**READING PASSAGE**:
John Marston is Killed.
My fears came true, just a little while after I thought they would. When those damn government agents double crossed John Marston and had the army come attack the ranch I felt satisfied. GiffTor put it best when he said:
“We got to spend all of this time with John Marston and realize he’s actually a pretty good guy, even if he is rough around the edges, sort of like Wolverine, but to the Feds, he’s an unstable element who has maintained ties to his old gang and even though he’s turned on them, he’s developed all kinds of contacts on both sides of the border and is married to someone who used to run with the gang, too.”
JDevL summed up the events leading up to John’s death. “So much of the greatness of the final scenes of Red Dead come from the fact you know exactly what is going to happen, you can’t stop it, but you are compelled to finish it.” That is definitely true. As great as John Marston is as a character, he killed a lot of people. For him to end up with a perfect life wasn’t justified. Even though I personally wanted him to have the “happy” ending where he would learn to live on the run with his wife and son. JDevL’s thoughts on how John goes out in the end:
“I was compelled to conduct this man’s business with honor even when dealing with less than honorable people. John Marston went out the only way an outlaw should, in a flurry of gun fire. I was said to see my hero die, but it felt right.”
After spending the duration of Red Dead Redemption in the boots of John Marston, once he was dead, the game would be over right? Wrong. I thought, “Okay, this is the end. Satisfying game for sure but pretty lame conclusion.” Rockstar swerved me again by fast forwarding a few years, and now I’m playing as Jack Marston, doing his best impression of his father. I didn’t quite know what to think at first other than, will this game ever end? Edgar Ross, the bastard G-Man who blackmailed John throughout the game, was still alive. JDevL said:
There is only one thing left to do. Find Edgar Ross, the man who killed your father. The man who screwed your father over and led him on his inevitably pointless missions. The man who killed one of the greatest game characters ever.

**USING THE INFORMATION**:
[A] Rewrite the passage on John Marston's death from "After spending the" up to and including "game characters ever.", replacing "G-Man" with "federal agent".
[B] Answer these questions about the passage on John Marston's death:
(i) Which character does GiffTor compare John Marston to?
(ii) Whom does the player control after John Marston is dead?
(iii) Who blackmailed John throughout the game?

**STUDY MATERIAL**:
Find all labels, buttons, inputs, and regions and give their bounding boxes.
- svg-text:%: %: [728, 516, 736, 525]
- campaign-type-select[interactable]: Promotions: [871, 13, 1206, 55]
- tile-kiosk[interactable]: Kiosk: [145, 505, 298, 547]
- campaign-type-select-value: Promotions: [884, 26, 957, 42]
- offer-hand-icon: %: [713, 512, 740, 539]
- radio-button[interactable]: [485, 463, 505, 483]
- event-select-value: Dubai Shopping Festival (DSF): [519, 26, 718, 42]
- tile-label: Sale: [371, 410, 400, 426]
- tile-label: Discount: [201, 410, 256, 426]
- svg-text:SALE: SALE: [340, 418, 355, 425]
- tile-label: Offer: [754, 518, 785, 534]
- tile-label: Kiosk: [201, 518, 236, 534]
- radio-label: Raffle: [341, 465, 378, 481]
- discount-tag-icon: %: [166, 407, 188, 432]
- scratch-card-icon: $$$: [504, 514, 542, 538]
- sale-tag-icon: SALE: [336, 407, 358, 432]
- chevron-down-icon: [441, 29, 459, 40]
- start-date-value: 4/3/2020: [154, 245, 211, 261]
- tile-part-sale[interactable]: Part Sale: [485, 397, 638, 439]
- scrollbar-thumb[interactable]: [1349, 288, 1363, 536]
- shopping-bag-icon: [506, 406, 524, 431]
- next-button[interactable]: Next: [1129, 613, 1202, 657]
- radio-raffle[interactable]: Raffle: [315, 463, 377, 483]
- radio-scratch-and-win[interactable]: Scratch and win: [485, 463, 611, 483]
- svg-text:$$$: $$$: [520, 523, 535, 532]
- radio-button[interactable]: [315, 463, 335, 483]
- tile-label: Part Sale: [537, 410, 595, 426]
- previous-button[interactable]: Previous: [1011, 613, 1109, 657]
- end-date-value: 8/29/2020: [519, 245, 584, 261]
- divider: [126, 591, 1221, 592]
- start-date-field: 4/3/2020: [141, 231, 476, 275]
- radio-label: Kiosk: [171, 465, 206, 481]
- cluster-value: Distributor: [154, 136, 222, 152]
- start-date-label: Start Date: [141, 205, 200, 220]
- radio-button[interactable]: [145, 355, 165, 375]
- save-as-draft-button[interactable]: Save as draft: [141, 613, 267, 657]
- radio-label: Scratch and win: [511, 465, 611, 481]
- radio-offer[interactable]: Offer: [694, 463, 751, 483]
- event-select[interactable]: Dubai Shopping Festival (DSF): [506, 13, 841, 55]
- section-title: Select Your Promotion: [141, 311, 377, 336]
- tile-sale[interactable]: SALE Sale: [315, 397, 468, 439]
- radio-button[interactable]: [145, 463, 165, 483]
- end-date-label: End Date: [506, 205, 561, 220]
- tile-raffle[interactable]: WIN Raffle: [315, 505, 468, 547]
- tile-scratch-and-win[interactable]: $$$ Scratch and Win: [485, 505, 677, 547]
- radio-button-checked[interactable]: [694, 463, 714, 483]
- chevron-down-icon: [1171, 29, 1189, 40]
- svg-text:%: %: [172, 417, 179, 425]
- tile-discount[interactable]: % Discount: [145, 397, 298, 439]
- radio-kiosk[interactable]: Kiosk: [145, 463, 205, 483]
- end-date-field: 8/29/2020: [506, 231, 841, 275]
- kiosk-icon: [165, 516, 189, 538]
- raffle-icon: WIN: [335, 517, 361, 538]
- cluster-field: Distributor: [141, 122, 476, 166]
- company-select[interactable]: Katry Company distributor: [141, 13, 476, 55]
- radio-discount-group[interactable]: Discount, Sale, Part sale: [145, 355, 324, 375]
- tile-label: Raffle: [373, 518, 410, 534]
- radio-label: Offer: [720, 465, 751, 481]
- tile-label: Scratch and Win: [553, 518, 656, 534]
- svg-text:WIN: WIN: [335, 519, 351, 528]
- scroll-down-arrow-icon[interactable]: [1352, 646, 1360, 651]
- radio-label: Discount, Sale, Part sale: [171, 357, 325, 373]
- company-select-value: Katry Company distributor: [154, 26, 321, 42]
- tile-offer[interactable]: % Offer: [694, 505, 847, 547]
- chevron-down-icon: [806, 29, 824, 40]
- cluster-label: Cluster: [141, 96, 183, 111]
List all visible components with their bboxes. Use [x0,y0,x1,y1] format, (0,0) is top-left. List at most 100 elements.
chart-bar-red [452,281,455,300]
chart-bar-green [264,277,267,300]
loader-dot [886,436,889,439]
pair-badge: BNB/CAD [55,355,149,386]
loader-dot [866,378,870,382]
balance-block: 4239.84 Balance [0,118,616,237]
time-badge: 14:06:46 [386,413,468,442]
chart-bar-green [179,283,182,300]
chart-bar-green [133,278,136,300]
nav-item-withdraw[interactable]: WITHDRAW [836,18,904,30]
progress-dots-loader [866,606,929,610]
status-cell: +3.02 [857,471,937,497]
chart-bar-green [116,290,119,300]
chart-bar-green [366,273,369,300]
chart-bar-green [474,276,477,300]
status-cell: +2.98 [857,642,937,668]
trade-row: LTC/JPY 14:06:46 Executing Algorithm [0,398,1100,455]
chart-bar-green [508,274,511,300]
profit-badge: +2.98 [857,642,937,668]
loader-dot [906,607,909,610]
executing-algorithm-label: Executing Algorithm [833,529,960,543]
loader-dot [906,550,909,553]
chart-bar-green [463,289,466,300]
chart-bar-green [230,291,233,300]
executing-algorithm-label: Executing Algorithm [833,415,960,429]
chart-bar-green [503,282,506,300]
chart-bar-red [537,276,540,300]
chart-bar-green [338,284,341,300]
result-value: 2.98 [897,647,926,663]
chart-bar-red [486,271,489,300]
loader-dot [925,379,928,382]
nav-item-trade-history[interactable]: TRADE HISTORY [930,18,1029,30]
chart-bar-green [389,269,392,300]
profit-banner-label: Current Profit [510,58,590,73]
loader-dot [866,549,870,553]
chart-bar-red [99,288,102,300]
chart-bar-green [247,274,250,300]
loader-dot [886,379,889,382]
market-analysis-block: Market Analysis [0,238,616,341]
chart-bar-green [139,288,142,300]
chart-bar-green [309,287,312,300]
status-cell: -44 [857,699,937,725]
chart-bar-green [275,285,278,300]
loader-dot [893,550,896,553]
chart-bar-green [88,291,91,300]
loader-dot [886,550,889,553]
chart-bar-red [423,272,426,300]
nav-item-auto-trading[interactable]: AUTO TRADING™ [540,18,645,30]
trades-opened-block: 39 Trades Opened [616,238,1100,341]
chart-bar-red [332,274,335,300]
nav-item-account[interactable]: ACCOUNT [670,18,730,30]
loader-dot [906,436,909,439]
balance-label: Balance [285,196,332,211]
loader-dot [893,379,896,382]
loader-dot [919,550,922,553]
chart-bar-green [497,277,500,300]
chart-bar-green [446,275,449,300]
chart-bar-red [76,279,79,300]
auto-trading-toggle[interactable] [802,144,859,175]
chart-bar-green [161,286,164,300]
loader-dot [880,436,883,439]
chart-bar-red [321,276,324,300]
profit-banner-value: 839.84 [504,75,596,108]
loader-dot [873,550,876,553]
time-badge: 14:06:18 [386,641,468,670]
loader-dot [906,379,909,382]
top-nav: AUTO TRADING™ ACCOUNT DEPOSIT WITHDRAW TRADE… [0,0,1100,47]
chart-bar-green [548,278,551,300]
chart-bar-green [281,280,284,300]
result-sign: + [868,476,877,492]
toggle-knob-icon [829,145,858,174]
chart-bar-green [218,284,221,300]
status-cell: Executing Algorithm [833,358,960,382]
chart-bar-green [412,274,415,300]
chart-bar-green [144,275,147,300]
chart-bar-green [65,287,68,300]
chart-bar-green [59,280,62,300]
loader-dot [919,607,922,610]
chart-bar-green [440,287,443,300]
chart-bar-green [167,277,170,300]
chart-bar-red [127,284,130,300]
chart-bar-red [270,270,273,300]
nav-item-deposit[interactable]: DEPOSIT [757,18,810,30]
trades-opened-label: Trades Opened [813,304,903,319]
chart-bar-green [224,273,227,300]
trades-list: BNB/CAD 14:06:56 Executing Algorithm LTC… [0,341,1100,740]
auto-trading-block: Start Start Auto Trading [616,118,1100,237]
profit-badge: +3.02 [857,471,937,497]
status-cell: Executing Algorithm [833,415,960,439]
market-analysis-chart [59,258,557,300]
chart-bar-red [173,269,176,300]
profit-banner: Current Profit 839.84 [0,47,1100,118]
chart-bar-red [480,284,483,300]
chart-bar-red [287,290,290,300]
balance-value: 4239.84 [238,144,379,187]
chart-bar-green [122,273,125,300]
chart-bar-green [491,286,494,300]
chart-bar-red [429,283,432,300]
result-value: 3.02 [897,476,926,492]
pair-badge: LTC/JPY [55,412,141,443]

**ANSWER LIST**:
[A]
After spending the duration of Red Dead Redemption in the boots of John Marston, once he was dead, the game would be over right? Wrong. I thought, “Okay, this is the end. Satisfying game for sure but pretty lame conclusion.” Rockstar swerved me again by fast forwarding a few years, and now I’m playing as Jack Marston, doing his best impression of his father. I didn’t quite know what to think at first other than, will this game ever end? Edgar Ross, the bastard federal agent who blackmailed John throughout the game, was still alive. JDevL said:
There is only one thing left to do. Find Edgar Ross, the man who killed your father. The man who screwed your father over and led him on his inevitably pointless missions. The man who killed one of the greatest game characters ever.

[B]
(i) Wolverine
(ii) Jack Marston
(iii) Edgar Ross